__THE TASK__
Restate each line word for word. Leave out every picture.

(Data excerpts)
=-=-=-=-=
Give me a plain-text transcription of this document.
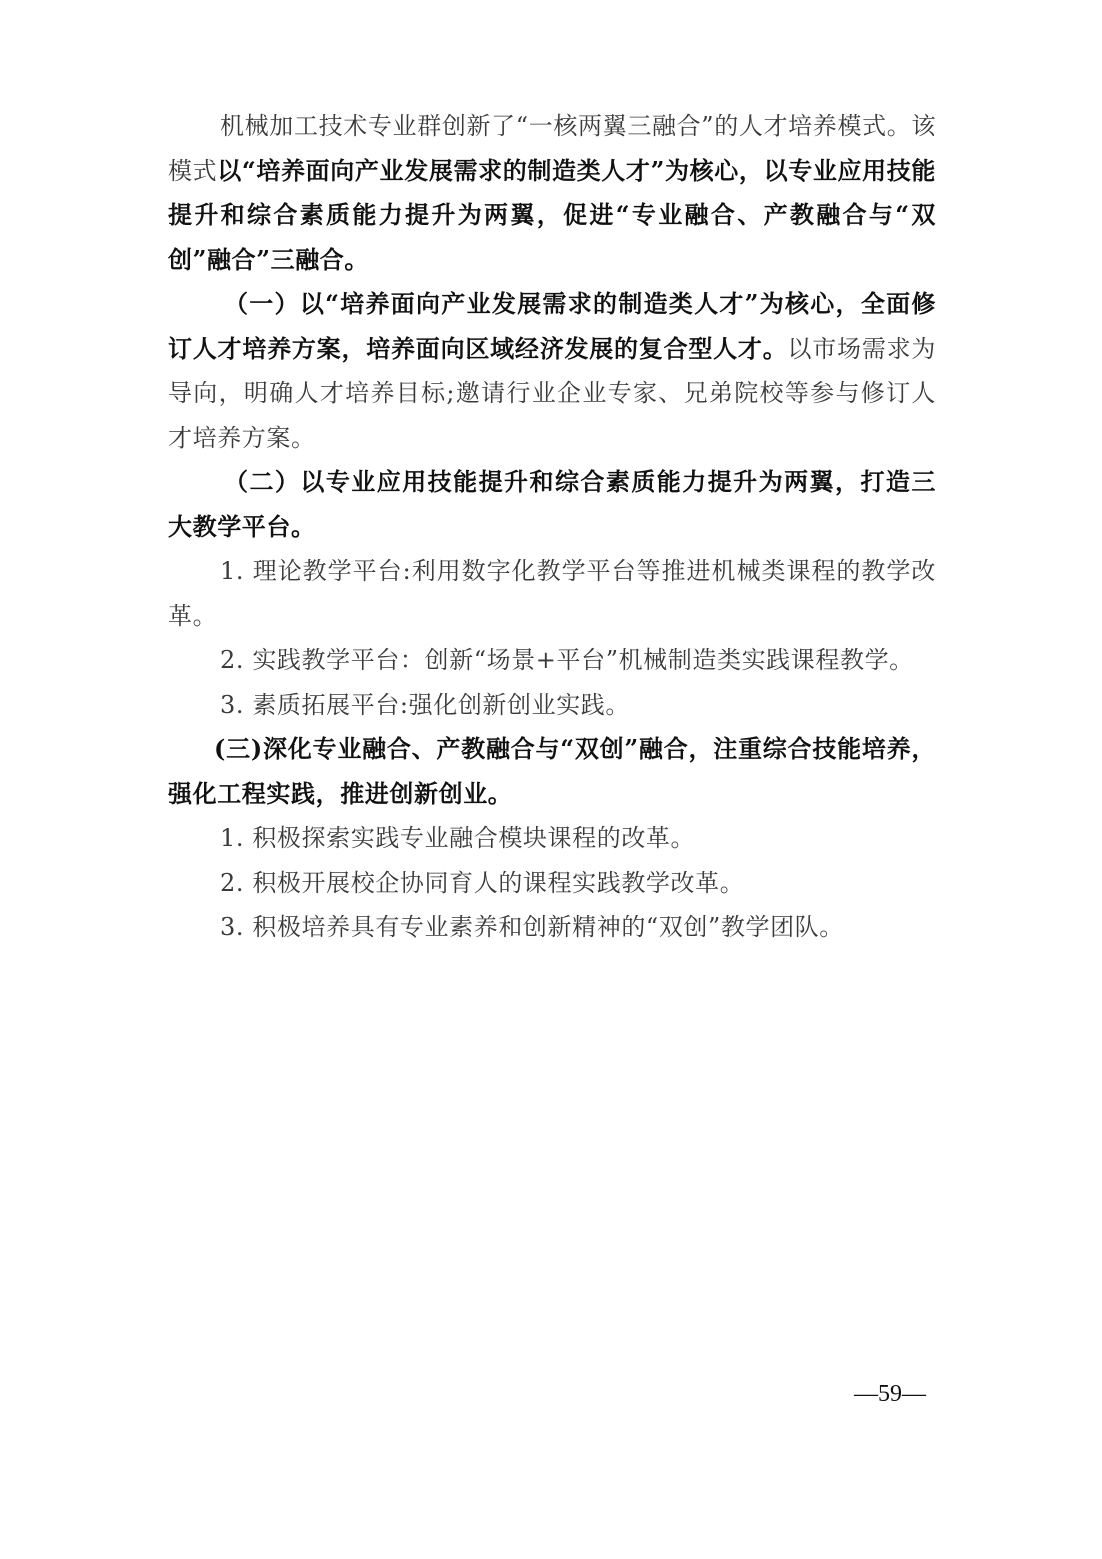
机械加工技术专业群创新了“一核两翼三融合”的人才培养模式。该模式以“培养面向产业发展需求的制造类人才”为核心，以专业应用技能提升和综合素质能力提升为两翼，促进“专业融合、产教融合与“双创”融合”三融合。

（一）以“培养面向产业发展需求的制造类人才”为核心，全面修订人才培养方案，培养面向区域经济发展的复合型人才。以市场需求为导向，明确人才培养目标;邀请行业企业专家、兄弟院校等参与修订人才培养方案。

（二）以专业应用技能提升和综合素质能力提升为两翼，打造三大教学平台。

1. 理论教学平台:利用数字化教学平台等推进机械类课程的教学改革。

2. 实践教学平台：创新“场景+平台”机械制造类实践课程教学。

3. 素质拓展平台:强化创新创业实践。

(三)深化专业融合、产教融合与“双创”融合，注重综合技能培养，强化工程实践，推进创新创业。

1. 积极探索实践专业融合模块课程的改革。

2. 积极开展校企协同育人的课程实践教学改革。

3. 积极培养具有专业素养和创新精神的“双创”教学团队。

—59—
=-=-=-=-=
__RESPONSE TO THIS TASK__
Give me a plain-text transcription of this document.
机械加工技术专业群创新了“一核两翼三融合”的人才培养模式。该模式以“培养面向产业发展需求的制造类人才”为核心，以专业应用技能提升和综合素质能力提升为两翼，促进“专业融合、产教融合与“双创”融合”三融合。

（一）以“培养面向产业发展需求的制造类人才”为核心，全面修订人才培养方案，培养面向区域经济发展的复合型人才。以市场需求为导向，明确人才培养目标;邀请行业企业专家、兄弟院校等参与修订人才培养方案。

（二）以专业应用技能提升和综合素质能力提升为两翼，打造三大教学平台。

1. 理论教学平台:利用数字化教学平台等推进机械类课程的教学改革。

2. 实践教学平台：创新“场景+平台”机械制造类实践课程教学。

3. 素质拓展平台:强化创新创业实践。

(三)深化专业融合、产教融合与“双创”融合，注重综合技能培养，强化工程实践，推进创新创业。

1. 积极探索实践专业融合模块课程的改革。

2. 积极开展校企协同育人的课程实践教学改革。

3. 积极培养具有专业素养和创新精神的“双创”教学团队。

—59—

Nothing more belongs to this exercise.